─── LISTED ENTRIES ───

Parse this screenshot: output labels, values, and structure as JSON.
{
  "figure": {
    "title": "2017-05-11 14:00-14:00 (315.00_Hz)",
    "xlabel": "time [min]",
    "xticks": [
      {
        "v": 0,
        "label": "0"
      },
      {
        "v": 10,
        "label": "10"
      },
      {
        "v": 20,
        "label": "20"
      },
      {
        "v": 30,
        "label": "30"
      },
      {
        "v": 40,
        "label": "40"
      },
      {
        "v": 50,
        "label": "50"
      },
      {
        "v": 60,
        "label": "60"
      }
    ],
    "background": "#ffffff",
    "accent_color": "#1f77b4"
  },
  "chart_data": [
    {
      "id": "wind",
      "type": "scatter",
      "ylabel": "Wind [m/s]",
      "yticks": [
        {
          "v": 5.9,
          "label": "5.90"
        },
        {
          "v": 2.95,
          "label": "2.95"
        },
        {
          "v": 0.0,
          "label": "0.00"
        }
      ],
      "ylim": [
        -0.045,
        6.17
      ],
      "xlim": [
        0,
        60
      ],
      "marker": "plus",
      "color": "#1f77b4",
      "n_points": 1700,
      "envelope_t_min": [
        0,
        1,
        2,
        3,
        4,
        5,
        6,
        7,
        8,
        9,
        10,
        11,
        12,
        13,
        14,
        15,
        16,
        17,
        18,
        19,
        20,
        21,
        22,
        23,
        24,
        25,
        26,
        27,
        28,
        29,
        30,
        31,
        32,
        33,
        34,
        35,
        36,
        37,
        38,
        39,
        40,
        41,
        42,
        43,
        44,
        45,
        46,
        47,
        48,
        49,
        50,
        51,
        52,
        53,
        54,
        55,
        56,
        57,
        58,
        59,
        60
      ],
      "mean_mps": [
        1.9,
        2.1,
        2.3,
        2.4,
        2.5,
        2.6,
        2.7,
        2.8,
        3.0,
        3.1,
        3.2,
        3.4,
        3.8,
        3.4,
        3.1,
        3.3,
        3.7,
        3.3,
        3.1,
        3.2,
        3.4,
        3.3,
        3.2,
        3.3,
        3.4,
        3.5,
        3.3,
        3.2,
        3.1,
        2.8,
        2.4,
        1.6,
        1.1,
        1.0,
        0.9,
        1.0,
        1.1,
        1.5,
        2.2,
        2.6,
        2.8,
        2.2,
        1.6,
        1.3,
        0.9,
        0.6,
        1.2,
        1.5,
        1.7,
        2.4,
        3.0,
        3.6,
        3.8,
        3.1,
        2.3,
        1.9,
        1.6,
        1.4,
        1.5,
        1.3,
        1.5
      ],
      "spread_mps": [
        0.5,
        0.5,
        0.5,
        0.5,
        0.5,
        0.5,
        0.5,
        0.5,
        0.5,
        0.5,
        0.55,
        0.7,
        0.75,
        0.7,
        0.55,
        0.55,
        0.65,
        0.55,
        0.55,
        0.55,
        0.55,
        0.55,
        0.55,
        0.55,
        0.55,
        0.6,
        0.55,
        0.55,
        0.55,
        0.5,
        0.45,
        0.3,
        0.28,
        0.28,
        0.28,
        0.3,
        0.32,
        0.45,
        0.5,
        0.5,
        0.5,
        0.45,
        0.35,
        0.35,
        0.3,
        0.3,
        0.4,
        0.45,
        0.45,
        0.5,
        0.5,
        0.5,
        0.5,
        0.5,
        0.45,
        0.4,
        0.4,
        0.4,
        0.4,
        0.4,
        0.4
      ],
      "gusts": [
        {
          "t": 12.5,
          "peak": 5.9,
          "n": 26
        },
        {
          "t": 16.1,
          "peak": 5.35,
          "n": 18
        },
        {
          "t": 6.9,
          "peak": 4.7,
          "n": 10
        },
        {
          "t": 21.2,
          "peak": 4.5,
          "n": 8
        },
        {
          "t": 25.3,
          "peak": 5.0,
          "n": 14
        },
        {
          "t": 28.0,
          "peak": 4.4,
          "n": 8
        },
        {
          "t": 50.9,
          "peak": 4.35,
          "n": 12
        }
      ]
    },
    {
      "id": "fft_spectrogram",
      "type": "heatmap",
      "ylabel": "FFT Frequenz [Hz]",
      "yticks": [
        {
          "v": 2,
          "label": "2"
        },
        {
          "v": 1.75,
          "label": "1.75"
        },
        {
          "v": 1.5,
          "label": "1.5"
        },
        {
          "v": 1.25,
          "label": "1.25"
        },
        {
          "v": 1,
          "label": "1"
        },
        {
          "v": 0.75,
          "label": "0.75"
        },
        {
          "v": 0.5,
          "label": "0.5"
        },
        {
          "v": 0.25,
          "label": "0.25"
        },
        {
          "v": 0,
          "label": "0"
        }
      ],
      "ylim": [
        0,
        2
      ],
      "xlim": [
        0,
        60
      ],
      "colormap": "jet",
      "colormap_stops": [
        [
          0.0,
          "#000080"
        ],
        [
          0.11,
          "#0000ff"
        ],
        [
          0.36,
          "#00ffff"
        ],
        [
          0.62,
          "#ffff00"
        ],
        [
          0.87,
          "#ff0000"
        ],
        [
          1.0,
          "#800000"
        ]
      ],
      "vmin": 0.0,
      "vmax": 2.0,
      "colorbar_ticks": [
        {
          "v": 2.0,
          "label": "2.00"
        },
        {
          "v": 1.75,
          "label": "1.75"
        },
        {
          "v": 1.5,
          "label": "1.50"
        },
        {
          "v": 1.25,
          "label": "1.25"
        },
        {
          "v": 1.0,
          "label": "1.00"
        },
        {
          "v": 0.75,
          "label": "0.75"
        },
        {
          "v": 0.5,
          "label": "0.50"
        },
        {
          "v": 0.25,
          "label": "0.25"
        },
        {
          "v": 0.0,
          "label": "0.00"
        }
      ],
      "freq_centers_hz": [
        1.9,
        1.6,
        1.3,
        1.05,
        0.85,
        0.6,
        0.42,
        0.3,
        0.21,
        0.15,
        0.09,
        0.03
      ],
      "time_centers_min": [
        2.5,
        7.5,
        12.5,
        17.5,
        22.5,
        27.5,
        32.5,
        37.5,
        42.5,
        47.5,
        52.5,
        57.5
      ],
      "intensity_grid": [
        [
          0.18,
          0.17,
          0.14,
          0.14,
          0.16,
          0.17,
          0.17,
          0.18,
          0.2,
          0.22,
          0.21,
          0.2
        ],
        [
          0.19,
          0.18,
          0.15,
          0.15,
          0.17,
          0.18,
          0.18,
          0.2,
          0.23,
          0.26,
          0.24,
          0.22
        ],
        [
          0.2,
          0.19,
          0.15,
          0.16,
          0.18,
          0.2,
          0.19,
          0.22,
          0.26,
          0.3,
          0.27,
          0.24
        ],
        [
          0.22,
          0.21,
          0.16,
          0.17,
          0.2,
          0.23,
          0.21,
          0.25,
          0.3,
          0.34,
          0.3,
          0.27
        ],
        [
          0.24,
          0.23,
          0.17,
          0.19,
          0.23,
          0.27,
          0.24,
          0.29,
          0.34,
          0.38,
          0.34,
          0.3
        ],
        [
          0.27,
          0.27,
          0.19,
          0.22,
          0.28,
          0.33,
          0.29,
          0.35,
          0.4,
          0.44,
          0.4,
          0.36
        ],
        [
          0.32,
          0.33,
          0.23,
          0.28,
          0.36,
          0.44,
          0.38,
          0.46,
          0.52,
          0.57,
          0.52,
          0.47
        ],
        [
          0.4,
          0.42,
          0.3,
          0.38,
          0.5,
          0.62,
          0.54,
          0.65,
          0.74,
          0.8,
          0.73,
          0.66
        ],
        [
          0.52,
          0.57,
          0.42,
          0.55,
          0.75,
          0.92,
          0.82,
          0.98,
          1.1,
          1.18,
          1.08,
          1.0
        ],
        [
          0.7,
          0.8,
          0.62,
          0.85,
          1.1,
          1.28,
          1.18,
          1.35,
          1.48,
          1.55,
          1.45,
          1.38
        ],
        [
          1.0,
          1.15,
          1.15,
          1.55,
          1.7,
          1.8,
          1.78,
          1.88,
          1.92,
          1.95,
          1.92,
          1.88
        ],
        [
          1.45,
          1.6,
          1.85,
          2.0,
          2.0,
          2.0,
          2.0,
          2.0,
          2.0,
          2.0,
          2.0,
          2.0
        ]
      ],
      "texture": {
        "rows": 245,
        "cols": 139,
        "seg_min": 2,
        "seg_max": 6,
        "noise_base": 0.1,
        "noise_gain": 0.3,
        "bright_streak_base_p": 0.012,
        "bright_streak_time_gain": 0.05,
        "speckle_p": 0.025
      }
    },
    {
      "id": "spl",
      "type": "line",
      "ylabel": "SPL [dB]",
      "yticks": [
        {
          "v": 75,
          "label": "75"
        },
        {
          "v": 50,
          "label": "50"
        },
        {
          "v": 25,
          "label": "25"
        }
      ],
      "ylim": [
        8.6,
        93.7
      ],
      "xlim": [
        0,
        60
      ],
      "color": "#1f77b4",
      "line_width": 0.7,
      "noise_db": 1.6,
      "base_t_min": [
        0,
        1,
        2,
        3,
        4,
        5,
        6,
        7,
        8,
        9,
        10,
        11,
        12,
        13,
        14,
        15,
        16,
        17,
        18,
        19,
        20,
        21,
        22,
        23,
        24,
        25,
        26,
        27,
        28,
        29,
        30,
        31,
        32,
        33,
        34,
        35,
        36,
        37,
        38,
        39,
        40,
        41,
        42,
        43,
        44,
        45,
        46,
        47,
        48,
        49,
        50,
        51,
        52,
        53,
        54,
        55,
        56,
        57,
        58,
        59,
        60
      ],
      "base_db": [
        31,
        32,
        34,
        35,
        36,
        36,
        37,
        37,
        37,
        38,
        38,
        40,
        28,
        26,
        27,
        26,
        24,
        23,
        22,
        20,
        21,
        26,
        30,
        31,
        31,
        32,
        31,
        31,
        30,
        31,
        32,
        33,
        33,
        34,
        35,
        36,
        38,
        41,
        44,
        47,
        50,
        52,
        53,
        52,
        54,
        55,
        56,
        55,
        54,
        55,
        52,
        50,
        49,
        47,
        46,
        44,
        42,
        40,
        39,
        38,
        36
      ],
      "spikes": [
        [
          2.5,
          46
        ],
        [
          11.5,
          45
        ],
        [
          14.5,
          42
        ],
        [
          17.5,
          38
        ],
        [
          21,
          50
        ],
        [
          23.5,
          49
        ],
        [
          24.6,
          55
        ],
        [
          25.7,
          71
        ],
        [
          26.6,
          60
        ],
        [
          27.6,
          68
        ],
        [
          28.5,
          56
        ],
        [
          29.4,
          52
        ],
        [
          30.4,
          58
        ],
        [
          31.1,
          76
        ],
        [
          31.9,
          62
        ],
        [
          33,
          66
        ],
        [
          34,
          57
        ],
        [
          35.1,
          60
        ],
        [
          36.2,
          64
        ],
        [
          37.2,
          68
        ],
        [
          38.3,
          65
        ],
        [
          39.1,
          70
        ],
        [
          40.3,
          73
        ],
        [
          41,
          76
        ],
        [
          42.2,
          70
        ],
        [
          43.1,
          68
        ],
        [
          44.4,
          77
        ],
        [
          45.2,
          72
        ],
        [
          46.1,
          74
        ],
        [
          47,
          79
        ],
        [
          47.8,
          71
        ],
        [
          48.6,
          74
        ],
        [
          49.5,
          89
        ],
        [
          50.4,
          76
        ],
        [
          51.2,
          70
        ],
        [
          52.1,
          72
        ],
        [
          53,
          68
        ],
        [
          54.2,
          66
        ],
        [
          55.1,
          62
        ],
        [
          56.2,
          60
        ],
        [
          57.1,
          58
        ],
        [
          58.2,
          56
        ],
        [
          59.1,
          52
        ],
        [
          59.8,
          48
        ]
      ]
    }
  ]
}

───

__INSTRUCTIONS TO FOLLOW__
Determine the number of lines in the entries above where the string "type" appears. Answer with the number alone.

__REPLY TO THE EXERCISE__
3